Each entry here needs to be set down again exactly, please; pictures are left out.
--*--
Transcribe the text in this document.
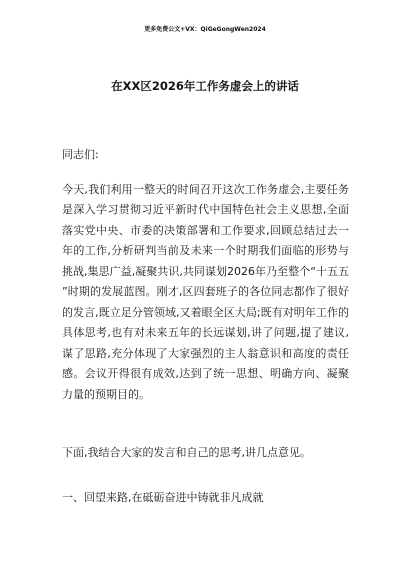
更多免费公文+VX：QiGeGongWen2024
在XX区2026年工作务虚会上的讲话
同志们:
今天,我们利用一整天的时间召开这次工作务虚会,主要任务是深入学习贯彻习近平新时代中国特色社会主义思想,全面落实党中央、市委的决策部署和工作要求,回顾总结过去一年的工作,分析研判当前及未来一个时期我们面临的形势与挑战,集思广益,凝聚共识,共同谋划2026年乃至整个“十五五”时期的发展蓝图。刚才,区四套班子的各位同志都作了很好的发言,既立足分管领域,又着眼全区大局;既有对明年工作的具体思考,也有对未来五年的长远谋划,讲了问题,提了建议,谋了思路,充分体现了大家强烈的主人翁意识和高度的责任感。会议开得很有成效,达到了统一思想、明确方向、凝聚力量的预期目的。
下面,我结合大家的发言和自己的思考,讲几点意见。
一、回望来路,在砥砺奋进中铸就非凡成就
--*--
Problem solution:
Transcribe the text in this document.
更多免费公文+VX：QiGeGongWen2024
在XX区2026年工作务虚会上的讲话
同志们:
今天,我们利用一整天的时间召开这次工作务虚会,主要任务是深入学习贯彻习近平新时代中国特色社会主义思想,全面落实党中央、市委的决策部署和工作要求,回顾总结过去一年的工作,分析研判当前及未来一个时期我们面临的形势与挑战,集思广益,凝聚共识,共同谋划2026年乃至整个“十五五”时期的发展蓝图。刚才,区四套班子的各位同志都作了很好的发言,既立足分管领域,又着眼全区大局;既有对明年工作的具体思考,也有对未来五年的长远谋划,讲了问题,提了建议,谋了思路,充分体现了大家强烈的主人翁意识和高度的责任感。会议开得很有成效,达到了统一思想、明确方向、凝聚力量的预期目的。
下面,我结合大家的发言和自己的思考,讲几点意见。
一、回望来路,在砥砺奋进中铸就非凡成就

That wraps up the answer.